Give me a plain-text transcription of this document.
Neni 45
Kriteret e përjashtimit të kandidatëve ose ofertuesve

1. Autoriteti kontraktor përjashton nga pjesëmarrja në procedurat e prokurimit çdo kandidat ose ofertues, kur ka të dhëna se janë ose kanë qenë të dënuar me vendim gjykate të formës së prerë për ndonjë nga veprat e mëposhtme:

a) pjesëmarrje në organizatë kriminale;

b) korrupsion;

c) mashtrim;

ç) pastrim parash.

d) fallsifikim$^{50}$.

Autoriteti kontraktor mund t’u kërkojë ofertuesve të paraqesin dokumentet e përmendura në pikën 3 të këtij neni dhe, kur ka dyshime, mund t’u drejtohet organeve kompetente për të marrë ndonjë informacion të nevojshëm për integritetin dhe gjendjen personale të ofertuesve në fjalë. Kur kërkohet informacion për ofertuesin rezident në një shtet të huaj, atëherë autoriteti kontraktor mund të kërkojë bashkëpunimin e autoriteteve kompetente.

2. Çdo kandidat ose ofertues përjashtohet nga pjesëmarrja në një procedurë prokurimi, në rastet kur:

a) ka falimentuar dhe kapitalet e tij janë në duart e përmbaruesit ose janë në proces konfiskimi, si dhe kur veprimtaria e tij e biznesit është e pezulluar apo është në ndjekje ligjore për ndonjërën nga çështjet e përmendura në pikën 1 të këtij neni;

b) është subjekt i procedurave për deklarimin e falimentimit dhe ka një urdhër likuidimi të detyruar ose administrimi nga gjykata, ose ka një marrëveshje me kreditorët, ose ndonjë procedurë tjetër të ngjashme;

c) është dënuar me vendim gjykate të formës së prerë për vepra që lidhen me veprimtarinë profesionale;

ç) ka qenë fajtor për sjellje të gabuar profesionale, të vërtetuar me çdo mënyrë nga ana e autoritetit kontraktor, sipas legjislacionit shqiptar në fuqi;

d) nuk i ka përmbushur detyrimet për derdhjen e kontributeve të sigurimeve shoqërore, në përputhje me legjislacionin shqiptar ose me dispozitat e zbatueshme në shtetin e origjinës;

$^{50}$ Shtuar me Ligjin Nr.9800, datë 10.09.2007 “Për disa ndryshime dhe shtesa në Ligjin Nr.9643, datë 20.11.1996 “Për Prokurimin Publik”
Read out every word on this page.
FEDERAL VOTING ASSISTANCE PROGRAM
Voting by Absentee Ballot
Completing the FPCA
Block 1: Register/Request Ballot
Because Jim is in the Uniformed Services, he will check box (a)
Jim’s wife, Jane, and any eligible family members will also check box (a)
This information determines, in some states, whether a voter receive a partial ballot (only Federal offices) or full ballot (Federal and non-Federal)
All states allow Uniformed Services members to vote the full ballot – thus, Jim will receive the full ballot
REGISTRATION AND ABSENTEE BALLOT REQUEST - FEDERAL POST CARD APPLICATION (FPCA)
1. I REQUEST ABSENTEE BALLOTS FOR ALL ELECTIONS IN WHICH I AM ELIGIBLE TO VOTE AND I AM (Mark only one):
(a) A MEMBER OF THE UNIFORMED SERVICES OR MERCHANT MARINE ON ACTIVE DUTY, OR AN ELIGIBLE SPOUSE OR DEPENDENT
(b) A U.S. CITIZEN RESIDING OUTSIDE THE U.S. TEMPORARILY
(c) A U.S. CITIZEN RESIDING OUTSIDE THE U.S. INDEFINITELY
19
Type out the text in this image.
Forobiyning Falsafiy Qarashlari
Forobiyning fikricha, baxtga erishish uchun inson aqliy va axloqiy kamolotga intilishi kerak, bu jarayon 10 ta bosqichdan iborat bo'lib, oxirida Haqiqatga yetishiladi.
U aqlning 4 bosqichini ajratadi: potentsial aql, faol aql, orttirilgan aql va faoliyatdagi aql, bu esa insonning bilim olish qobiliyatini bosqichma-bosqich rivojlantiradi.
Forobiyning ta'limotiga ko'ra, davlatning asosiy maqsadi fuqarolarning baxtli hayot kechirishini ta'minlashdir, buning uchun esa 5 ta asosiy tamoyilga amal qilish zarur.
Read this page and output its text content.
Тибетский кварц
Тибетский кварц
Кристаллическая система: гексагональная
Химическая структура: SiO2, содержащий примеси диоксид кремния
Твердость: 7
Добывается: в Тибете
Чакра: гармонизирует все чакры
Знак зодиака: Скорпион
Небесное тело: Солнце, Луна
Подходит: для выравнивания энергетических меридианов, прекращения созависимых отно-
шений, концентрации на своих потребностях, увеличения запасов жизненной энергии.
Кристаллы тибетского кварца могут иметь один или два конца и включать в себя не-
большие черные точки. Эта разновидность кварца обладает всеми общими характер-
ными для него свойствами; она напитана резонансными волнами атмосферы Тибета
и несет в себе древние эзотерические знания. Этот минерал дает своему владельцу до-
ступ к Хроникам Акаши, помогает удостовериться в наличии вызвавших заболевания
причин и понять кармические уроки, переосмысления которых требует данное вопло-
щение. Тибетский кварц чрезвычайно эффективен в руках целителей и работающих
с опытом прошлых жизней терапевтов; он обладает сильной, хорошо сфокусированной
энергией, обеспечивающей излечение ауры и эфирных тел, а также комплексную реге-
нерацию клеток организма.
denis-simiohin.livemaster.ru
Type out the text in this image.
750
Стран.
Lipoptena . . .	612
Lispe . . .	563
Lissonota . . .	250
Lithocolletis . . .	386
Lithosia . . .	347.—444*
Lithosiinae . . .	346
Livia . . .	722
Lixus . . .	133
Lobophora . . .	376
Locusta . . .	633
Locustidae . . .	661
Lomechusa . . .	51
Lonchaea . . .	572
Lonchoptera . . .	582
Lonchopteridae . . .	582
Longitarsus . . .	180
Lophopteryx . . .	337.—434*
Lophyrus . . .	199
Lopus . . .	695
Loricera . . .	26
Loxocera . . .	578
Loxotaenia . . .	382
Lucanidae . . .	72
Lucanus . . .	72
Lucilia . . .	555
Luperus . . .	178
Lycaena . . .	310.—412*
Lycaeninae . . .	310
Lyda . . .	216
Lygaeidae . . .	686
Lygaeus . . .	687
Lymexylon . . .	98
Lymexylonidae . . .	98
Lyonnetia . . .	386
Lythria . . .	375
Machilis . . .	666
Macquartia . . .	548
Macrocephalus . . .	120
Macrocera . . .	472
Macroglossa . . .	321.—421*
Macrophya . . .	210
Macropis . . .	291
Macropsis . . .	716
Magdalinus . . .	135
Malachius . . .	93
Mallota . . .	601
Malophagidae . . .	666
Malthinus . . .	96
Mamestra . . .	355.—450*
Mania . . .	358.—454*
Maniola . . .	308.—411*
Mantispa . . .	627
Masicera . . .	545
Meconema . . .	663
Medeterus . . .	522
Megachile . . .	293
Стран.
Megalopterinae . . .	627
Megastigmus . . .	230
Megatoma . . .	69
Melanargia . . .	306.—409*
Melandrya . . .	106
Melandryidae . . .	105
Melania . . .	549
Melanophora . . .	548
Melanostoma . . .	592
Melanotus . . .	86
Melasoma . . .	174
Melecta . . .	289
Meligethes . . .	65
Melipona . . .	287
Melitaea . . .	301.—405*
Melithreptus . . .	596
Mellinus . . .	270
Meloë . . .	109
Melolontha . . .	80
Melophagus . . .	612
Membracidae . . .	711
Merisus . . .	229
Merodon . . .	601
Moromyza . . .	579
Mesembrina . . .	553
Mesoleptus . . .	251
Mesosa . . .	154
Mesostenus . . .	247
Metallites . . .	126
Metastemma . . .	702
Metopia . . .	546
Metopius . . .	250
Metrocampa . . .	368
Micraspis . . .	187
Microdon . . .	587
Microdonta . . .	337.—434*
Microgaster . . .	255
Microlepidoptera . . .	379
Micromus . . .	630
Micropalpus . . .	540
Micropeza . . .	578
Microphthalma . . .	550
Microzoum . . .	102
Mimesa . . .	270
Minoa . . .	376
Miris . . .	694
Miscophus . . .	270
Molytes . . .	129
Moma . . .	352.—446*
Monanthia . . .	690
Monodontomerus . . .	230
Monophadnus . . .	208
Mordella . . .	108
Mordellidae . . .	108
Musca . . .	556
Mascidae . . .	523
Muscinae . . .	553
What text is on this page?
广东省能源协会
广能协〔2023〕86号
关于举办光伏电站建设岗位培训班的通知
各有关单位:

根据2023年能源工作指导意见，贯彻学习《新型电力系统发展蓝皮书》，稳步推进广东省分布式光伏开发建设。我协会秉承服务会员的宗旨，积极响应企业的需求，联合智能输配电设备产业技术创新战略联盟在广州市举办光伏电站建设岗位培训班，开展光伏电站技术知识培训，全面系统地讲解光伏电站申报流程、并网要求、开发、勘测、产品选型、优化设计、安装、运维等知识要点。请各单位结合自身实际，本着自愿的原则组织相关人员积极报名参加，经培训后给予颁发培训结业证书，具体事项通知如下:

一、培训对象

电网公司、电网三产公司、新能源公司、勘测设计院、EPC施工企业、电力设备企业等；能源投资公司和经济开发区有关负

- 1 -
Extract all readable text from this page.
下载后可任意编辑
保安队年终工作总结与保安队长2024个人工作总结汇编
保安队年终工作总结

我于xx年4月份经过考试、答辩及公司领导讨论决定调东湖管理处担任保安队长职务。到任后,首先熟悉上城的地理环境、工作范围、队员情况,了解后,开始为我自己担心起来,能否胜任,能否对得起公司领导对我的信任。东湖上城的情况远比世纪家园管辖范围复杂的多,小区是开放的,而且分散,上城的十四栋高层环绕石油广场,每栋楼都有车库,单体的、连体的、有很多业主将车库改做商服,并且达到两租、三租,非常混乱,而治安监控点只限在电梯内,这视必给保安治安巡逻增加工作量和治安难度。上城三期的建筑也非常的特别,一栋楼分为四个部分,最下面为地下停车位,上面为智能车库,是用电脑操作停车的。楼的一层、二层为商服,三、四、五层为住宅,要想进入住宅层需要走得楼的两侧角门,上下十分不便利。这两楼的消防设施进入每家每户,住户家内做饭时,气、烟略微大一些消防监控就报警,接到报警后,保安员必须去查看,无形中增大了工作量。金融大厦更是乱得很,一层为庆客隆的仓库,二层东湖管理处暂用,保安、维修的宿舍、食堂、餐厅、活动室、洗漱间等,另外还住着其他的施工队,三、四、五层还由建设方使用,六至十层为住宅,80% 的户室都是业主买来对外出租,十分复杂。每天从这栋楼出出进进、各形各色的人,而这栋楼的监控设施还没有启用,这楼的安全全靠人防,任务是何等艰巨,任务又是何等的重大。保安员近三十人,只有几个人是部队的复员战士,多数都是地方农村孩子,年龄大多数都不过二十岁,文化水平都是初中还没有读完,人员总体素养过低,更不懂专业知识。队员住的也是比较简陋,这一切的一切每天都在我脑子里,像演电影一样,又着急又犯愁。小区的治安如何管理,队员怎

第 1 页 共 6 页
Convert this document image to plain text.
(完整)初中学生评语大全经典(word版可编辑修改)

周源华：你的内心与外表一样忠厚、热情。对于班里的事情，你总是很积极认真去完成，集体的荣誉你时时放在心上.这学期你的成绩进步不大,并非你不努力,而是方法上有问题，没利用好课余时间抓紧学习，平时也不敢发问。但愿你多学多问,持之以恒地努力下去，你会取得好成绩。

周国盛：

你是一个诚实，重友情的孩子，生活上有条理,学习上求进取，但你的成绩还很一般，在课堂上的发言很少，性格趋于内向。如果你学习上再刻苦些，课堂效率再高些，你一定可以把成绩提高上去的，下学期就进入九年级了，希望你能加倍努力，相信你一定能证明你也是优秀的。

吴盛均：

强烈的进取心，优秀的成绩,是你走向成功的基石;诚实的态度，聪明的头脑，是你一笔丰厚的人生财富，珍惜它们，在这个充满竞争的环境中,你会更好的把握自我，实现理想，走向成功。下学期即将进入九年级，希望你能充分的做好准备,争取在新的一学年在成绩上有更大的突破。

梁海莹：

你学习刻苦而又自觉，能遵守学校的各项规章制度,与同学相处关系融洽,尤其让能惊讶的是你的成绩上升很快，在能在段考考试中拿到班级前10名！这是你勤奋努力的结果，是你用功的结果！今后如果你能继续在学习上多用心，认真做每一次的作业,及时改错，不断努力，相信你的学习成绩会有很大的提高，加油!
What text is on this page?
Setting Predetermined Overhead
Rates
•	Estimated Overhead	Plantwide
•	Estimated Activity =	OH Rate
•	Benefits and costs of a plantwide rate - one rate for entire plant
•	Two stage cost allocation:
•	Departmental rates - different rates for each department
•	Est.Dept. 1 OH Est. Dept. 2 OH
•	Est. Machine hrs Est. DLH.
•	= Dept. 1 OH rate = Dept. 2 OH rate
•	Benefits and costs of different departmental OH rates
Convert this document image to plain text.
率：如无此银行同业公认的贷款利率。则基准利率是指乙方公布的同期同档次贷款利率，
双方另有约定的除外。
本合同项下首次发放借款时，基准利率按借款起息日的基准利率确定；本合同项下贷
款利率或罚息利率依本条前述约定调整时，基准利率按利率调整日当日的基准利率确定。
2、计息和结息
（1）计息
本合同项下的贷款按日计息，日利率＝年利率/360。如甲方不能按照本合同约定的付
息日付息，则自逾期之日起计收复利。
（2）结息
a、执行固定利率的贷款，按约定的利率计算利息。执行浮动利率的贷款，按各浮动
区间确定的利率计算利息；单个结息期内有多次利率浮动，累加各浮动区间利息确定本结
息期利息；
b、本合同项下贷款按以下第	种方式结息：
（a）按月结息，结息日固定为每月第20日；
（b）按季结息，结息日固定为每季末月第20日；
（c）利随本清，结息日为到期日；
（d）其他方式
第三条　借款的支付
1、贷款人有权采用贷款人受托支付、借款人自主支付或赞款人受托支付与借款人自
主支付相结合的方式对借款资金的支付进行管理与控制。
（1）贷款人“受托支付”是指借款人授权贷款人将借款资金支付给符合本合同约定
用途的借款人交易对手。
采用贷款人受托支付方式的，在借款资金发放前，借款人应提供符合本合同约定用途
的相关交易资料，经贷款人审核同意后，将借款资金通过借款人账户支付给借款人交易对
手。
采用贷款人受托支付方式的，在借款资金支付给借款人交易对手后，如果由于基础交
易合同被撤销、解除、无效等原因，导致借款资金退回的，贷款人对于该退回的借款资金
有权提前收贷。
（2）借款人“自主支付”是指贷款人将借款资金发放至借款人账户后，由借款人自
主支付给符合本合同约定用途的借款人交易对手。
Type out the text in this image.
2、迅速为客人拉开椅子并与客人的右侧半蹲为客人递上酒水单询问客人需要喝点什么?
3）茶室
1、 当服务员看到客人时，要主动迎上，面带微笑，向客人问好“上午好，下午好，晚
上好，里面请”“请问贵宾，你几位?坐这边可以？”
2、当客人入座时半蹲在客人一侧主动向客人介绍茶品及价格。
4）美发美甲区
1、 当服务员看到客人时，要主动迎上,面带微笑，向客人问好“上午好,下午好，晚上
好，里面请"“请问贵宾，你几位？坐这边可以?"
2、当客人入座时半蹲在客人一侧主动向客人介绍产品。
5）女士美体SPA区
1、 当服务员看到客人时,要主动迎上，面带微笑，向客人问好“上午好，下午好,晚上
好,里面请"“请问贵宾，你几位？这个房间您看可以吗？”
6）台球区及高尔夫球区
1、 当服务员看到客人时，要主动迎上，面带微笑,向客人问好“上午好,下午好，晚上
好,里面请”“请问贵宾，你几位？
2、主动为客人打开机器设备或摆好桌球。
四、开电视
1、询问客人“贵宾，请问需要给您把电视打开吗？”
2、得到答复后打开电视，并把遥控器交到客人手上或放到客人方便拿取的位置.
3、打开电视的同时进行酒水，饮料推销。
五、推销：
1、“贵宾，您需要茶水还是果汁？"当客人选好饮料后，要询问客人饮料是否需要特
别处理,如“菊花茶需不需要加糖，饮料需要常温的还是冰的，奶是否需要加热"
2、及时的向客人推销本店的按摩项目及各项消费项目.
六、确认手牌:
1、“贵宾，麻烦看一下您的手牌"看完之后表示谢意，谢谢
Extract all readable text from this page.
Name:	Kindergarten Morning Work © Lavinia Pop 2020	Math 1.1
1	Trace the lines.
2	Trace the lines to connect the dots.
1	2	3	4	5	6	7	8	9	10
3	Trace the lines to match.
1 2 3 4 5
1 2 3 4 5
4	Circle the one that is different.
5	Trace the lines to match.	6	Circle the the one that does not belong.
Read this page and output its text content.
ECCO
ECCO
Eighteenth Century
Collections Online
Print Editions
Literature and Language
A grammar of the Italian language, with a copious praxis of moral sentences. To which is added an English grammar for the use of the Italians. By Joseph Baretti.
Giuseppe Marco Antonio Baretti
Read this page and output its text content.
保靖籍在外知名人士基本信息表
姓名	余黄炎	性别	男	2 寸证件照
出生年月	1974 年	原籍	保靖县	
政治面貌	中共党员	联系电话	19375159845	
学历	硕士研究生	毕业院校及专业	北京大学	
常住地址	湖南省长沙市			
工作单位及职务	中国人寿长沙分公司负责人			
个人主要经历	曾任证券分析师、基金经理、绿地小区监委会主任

- Goal:
Identify the lines of the entries containing the string "check". Copy each such line.

- Result of this task:
Because Jim is in the Uniformed Services, he will check box (a)
Jim’s wife, Jane, and any eligible family members will also check box (a)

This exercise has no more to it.